## STATED PROBLEM
Quote the full listing word for word.

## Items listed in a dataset
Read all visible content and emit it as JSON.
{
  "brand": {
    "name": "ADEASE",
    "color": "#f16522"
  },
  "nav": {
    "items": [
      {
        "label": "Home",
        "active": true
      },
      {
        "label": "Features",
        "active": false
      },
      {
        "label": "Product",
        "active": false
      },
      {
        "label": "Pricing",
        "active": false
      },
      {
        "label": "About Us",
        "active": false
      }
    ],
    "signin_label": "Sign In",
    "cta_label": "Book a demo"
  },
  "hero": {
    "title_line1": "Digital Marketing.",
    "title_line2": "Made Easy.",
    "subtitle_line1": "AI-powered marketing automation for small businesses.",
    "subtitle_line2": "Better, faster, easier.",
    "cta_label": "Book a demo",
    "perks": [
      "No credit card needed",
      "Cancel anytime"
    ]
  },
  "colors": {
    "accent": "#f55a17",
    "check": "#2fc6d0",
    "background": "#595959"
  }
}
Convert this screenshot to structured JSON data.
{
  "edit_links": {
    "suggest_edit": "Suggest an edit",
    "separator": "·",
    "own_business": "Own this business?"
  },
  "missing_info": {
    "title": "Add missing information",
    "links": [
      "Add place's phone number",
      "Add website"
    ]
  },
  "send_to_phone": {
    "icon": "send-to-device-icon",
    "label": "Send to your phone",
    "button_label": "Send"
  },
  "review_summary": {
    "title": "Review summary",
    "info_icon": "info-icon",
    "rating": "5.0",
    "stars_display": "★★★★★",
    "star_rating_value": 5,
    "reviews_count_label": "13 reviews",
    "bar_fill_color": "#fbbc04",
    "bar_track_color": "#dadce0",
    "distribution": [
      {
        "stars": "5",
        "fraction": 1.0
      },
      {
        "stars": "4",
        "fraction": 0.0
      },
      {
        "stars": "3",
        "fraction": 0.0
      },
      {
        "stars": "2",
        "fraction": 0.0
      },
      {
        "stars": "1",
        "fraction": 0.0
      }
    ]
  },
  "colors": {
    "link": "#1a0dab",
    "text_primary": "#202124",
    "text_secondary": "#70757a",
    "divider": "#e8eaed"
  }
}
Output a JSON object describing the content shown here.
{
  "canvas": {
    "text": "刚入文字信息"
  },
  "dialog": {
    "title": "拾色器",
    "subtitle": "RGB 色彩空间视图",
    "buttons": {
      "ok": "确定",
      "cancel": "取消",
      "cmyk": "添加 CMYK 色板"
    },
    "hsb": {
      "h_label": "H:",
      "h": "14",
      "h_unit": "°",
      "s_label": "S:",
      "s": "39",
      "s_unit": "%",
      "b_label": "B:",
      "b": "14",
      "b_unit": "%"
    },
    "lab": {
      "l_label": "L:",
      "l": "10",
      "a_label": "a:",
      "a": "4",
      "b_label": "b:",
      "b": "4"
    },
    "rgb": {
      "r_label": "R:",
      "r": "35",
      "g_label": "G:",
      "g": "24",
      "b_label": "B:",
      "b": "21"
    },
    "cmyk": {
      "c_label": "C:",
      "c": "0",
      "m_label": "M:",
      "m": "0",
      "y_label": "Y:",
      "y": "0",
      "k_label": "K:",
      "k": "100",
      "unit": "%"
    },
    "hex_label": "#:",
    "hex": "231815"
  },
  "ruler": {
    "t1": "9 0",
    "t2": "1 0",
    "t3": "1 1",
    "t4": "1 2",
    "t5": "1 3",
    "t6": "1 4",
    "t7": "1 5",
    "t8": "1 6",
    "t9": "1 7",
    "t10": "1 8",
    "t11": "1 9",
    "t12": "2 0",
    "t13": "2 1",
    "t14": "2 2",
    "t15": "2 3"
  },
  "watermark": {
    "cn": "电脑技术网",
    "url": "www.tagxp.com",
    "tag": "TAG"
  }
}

## TASK OUTPUT
Read all visible content and emit it as JSON.
{
  "brand": {
    "name": "ADEASE",
    "color": "#f16522"
  },
  "nav": {
    "items": [
      {
        "label": "Home",
        "active": true
      },
      {
        "label": "Features",
        "active": false
      },
      {
        "label": "Product",
        "active": false
      },
      {
        "label": "Pricing",
        "active": false
      },
      {
        "label": "About Us",
        "active": false
      }
    ],
    "signin_label": "Sign In",
    "cta_label": "Book a demo"
  },
  "hero": {
    "title_line1": "Digital Marketing.",
    "title_line2": "Made Easy.",
    "subtitle_line1": "AI-powered marketing automation for small businesses.",
    "subtitle_line2": "Better, faster, easier.",
    "cta_label": "Book a demo",
    "perks": [
      "No credit card needed",
      "Cancel anytime"
    ]
  },
  "colors": {
    "accent": "#f55a17",
    "check": "#2fc6d0",
    "background": "#595959"
  }
}
Convert this screenshot to structured JSON data.
{
  "edit_links": {
    "suggest_edit": "Suggest an edit",
    "separator": "·",
    "own_business": "Own this business?"
  },
  "missing_info": {
    "title": "Add missing information",
    "links": [
      "Add place's phone number",
      "Add website"
    ]
  },
  "send_to_phone": {
    "icon": "send-to-device-icon",
    "label": "Send to your phone",
    "button_label": "Send"
  },
  "review_summary": {
    "title": "Review summary",
    "info_icon": "info-icon",
    "rating": "5.0",
    "stars_display": "★★★★★",
    "star_rating_value": 5,
    "reviews_count_label": "13 reviews",
    "bar_fill_color": "#fbbc04",
    "bar_track_color": "#dadce0",
    "distribution": [
      {
        "stars": "5",
        "fraction": 1.0
      },
      {
        "stars": "4",
        "fraction": 0.0
      },
      {
        "stars": "3",
        "fraction": 0.0
      },
      {
        "stars": "2",
        "fraction": 0.0
      },
      {
        "stars": "1",
        "fraction": 0.0
      }
    ]
  },
  "colors": {
    "link": "#1a0dab",
    "text_primary": "#202124",
    "text_secondary": "#70757a",
    "divider": "#e8eaed"
  }
}
Output a JSON object describing the content shown here.
{
  "canvas": {
    "text": "刚入文字信息"
  },
  "dialog": {
    "title": "拾色器",
    "subtitle": "RGB 色彩空间视图",
    "buttons": {
      "ok": "确定",
      "cancel": "取消",
      "cmyk": "添加 CMYK 色板"
    },
    "hsb": {
      "h_label": "H:",
      "h": "14",
      "h_unit": "°",
      "s_label": "S:",
      "s": "39",
      "s_unit": "%",
      "b_label": "B:",
      "b": "14",
      "b_unit": "%"
    },
    "lab": {
      "l_label": "L:",
      "l": "10",
      "a_label": "a:",
      "a": "4",
      "b_label": "b:",
      "b": "4"
    },
    "rgb": {
      "r_label": "R:",
      "r": "35",
      "g_label": "G:",
      "g": "24",
      "b_label": "B:",
      "b": "21"
    },
    "cmyk": {
      "c_label": "C:",
      "c": "0",
      "m_label": "M:",
      "m": "0",
      "y_label": "Y:",
      "y": "0",
      "k_label": "K:",
      "k": "100",
      "unit": "%"
    },
    "hex_label": "#:",
    "hex": "231815"
  },
  "ruler": {
    "t1": "9 0",
    "t2": "1 0",
    "t3": "1 1",
    "t4": "1 2",
    "t5": "1 3",
    "t6": "1 4",
    "t7": "1 5",
    "t8": "1 6",
    "t9": "1 7",
    "t10": "1 8",
    "t11": "1 9",
    "t12": "2 0",
    "t13": "2 1",
    "t14": "2 2",
    "t15": "2 3"
  },
  "watermark": {
    "cn": "电脑技术网",
    "url": "www.tagxp.com",
    "tag": "TAG"
  }
}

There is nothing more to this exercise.